▶ [Goal] Which lines in the records below contain the word "relevé"? Copy each one out.
-- START OF Records supplied --
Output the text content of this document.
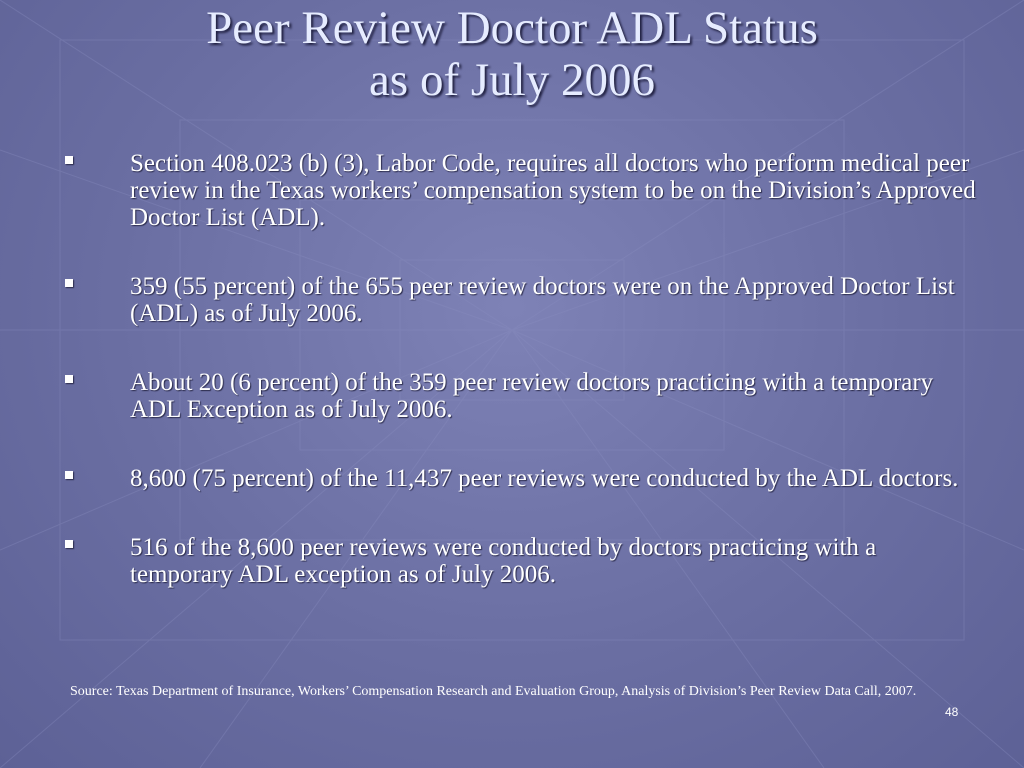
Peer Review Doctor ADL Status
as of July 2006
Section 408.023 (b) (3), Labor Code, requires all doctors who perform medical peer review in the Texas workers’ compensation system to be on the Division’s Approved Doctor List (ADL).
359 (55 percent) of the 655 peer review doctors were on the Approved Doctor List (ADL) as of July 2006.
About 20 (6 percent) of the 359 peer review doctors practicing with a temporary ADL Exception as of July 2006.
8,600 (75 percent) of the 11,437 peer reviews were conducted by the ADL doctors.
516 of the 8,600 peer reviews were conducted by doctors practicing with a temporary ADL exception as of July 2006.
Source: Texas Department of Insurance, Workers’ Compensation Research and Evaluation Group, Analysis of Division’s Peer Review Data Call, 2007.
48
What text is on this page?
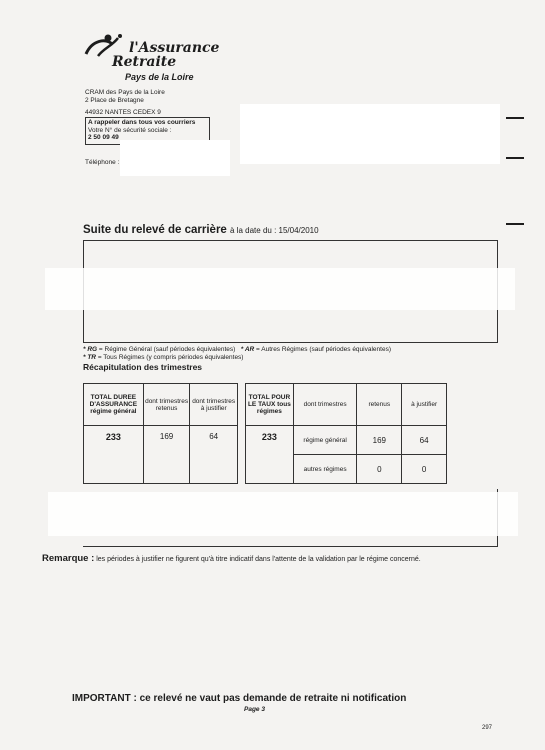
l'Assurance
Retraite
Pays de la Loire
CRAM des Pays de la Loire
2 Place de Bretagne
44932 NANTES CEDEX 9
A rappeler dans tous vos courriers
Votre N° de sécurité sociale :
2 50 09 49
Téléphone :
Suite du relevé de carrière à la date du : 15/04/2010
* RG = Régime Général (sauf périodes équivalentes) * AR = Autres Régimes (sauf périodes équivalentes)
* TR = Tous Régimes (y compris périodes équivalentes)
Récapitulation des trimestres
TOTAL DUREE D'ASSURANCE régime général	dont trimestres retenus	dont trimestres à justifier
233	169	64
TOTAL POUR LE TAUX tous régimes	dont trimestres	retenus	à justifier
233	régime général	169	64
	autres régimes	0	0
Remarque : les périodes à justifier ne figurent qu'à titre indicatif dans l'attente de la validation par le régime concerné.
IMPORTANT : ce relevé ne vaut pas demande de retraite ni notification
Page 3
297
-- END OF Records supplied --
-- START OF Records supplied --
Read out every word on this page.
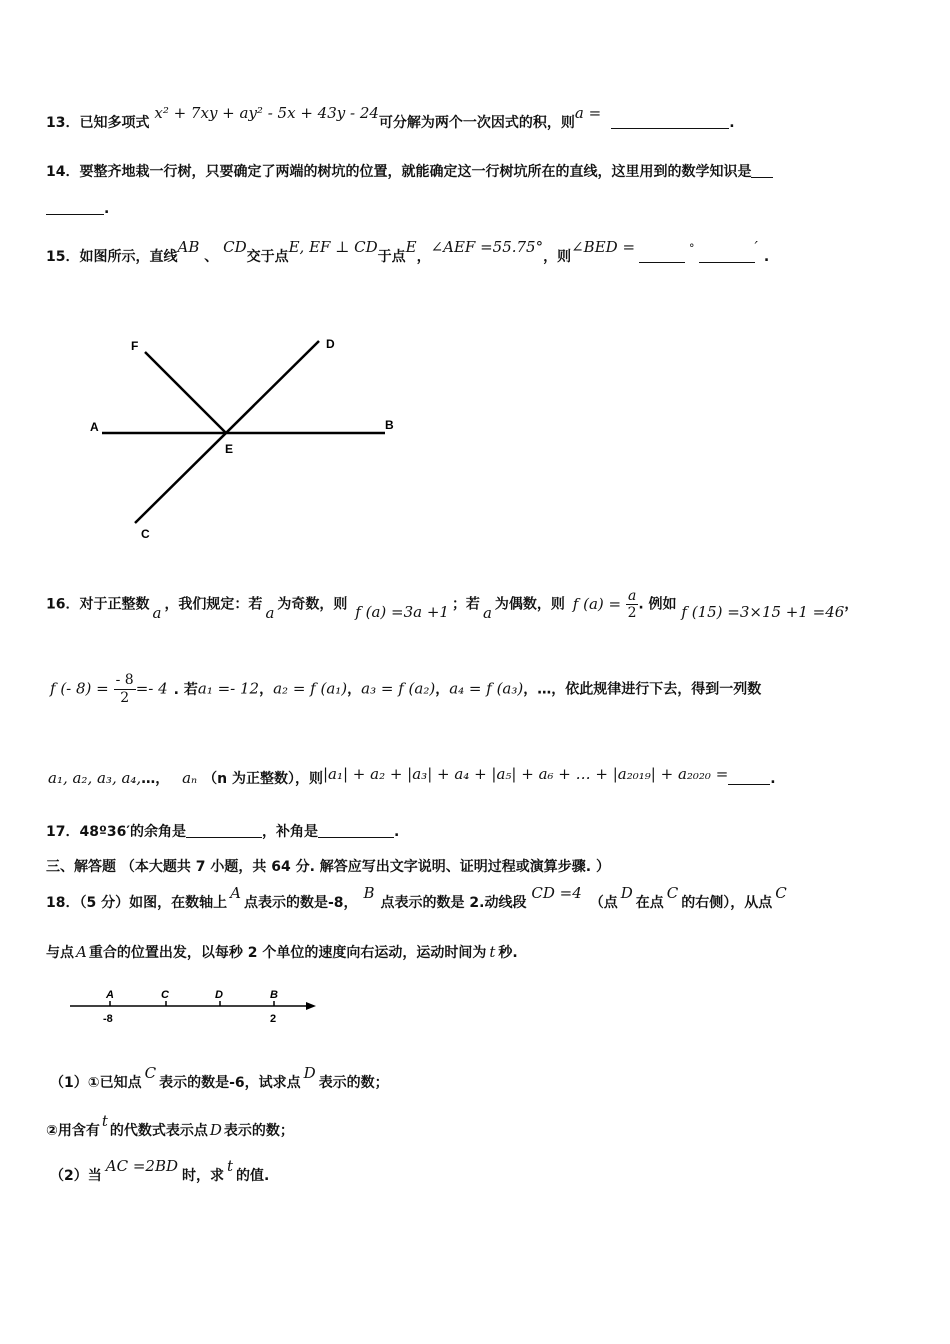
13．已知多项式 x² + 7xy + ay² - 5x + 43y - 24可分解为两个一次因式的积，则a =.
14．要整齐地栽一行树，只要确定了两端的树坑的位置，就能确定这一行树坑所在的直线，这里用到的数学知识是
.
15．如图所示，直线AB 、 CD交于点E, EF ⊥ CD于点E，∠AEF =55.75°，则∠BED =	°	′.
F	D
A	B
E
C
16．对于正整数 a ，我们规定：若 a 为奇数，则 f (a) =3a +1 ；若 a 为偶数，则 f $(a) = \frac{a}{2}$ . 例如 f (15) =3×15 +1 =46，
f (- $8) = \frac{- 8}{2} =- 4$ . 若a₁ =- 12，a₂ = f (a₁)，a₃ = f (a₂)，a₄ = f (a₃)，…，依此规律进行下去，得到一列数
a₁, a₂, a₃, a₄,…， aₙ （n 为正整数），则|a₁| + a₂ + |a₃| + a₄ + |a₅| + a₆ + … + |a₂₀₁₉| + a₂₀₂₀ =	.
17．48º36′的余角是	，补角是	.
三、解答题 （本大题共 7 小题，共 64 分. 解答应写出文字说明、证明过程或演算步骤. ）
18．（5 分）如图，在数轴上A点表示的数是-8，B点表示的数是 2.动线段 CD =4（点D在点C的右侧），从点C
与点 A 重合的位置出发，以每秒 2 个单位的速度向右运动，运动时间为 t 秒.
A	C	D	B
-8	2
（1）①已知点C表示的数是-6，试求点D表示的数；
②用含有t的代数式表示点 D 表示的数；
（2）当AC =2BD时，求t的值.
-- END OF Records supplied --
-- START OF Records supplied --
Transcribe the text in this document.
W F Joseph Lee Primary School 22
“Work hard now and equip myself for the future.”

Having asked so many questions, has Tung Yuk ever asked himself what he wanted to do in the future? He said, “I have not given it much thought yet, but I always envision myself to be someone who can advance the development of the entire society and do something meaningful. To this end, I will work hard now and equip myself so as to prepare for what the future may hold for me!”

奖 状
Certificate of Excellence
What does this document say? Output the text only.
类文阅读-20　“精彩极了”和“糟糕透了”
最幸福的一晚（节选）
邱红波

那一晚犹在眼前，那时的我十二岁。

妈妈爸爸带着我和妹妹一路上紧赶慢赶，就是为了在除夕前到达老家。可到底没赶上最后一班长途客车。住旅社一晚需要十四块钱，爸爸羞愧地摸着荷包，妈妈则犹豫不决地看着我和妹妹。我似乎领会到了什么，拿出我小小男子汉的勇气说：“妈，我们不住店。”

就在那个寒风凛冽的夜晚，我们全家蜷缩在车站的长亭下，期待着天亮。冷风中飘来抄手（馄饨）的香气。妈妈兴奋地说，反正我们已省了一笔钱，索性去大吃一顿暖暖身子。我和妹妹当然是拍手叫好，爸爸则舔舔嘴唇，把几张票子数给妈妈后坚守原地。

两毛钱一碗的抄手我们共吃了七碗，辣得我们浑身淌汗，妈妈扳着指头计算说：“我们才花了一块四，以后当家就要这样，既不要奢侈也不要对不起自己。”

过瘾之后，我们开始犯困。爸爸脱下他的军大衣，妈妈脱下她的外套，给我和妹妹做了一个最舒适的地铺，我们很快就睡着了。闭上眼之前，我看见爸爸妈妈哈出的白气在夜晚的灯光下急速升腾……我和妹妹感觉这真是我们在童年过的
-- END OF Records supplied --
▶ [Worked answer]
Suite du relevé de carrière à la date du : 15/04/2010
IMPORTANT : ce relevé ne vaut pas demande de retraite ni notification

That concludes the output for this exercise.